- **REQUIREMENTS**: Collect all lines below with the string "CLOSE".

+ + +

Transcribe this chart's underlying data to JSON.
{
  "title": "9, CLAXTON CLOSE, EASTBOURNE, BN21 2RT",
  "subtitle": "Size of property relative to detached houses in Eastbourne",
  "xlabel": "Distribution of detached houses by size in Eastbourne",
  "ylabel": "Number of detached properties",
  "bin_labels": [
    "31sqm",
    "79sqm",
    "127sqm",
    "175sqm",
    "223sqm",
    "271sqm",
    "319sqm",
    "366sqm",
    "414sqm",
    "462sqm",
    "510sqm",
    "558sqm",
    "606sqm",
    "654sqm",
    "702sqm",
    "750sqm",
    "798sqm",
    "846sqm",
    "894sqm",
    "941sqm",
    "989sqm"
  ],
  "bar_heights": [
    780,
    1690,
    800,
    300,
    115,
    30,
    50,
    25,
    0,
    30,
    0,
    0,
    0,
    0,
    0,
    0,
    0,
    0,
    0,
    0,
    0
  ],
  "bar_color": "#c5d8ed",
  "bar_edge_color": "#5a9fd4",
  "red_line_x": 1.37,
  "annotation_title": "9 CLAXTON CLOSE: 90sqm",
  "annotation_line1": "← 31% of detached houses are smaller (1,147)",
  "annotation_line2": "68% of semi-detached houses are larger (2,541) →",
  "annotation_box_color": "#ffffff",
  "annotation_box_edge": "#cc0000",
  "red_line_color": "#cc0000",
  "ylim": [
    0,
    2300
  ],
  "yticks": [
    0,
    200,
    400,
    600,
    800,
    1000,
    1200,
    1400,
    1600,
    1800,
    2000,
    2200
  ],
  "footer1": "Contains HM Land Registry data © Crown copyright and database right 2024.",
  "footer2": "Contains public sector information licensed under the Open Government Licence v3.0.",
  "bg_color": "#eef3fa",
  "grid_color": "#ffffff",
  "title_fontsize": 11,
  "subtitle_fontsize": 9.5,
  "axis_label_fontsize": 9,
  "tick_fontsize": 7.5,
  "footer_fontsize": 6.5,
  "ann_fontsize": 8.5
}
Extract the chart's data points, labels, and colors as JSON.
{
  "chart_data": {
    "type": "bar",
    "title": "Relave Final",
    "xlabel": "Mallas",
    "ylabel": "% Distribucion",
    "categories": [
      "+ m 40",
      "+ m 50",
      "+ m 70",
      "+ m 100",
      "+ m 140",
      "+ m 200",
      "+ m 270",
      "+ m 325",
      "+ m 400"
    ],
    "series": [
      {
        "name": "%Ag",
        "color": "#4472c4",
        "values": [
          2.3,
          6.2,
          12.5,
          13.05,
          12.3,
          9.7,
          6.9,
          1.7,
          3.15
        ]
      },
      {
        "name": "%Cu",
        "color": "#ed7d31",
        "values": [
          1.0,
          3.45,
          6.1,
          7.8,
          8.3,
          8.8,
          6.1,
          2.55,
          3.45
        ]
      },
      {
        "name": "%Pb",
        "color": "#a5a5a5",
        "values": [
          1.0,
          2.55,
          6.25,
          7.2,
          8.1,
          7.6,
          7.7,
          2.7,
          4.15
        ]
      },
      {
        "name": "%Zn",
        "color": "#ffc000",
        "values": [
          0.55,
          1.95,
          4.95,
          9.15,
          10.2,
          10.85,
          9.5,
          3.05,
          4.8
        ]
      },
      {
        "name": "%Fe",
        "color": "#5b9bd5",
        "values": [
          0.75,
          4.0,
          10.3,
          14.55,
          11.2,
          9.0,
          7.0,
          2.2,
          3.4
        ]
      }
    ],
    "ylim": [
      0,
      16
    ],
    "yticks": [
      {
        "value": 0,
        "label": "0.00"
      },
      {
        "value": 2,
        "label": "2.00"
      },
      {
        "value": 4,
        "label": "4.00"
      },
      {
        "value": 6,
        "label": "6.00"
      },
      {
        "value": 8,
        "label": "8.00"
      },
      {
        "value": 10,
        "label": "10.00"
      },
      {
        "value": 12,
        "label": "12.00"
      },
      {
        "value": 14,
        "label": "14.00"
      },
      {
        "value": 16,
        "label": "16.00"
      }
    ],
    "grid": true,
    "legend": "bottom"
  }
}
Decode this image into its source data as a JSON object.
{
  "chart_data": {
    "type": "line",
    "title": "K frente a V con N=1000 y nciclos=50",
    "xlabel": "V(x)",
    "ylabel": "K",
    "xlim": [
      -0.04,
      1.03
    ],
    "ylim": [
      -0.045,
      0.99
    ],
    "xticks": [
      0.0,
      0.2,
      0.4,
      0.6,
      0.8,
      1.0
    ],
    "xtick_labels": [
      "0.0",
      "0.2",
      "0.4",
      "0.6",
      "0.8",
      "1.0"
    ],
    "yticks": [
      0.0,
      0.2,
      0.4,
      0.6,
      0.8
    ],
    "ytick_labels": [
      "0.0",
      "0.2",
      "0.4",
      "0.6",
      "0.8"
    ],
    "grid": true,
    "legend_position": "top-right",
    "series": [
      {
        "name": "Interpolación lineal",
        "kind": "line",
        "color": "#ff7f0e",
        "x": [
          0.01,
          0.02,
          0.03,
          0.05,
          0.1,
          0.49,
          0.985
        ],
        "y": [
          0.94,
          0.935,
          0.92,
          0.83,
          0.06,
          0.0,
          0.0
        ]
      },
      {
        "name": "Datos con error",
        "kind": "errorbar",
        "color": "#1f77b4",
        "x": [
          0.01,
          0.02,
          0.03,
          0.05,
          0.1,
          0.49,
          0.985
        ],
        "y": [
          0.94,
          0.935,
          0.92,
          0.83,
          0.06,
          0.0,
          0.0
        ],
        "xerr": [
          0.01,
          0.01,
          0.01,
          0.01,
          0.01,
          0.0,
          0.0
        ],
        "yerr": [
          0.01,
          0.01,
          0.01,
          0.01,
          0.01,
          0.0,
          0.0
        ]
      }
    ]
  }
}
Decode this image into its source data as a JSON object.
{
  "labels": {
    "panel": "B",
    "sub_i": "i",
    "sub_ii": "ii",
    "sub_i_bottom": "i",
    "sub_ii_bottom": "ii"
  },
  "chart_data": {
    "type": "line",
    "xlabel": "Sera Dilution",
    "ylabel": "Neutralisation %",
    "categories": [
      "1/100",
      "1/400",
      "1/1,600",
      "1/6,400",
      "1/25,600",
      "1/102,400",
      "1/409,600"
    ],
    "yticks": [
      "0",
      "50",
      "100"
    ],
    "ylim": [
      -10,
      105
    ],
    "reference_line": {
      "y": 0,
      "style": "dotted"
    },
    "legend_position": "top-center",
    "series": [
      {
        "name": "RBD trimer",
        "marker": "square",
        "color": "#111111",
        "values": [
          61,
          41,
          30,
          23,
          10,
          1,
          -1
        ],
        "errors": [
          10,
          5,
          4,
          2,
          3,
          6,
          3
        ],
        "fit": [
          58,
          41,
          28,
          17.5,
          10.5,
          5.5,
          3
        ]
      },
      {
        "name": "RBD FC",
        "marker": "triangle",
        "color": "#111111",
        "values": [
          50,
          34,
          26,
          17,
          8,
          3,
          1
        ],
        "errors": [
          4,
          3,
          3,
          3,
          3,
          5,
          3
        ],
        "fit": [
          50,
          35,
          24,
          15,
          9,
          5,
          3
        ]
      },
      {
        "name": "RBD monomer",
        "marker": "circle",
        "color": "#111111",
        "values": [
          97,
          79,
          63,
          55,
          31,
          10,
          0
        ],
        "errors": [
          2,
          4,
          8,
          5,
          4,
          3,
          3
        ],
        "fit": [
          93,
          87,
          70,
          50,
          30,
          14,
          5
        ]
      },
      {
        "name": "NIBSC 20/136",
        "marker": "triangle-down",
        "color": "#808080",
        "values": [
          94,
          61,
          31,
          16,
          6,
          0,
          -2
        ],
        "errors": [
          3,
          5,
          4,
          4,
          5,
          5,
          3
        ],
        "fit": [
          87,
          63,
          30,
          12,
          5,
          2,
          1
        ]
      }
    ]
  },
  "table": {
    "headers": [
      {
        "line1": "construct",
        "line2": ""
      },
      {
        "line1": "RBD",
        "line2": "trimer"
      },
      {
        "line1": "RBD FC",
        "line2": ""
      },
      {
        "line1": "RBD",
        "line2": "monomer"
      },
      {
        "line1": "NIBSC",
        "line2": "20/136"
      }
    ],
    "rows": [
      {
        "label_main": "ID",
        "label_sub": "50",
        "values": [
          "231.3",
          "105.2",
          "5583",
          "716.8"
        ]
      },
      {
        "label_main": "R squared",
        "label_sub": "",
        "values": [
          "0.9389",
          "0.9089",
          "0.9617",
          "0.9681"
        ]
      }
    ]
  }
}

+ + +

- **EXERCISE OUTPUT**:
  "title": "9, CLAXTON CLOSE, EASTBOURNE, BN21 2RT",
  "annotation_title": "9 CLAXTON CLOSE: 90sqm",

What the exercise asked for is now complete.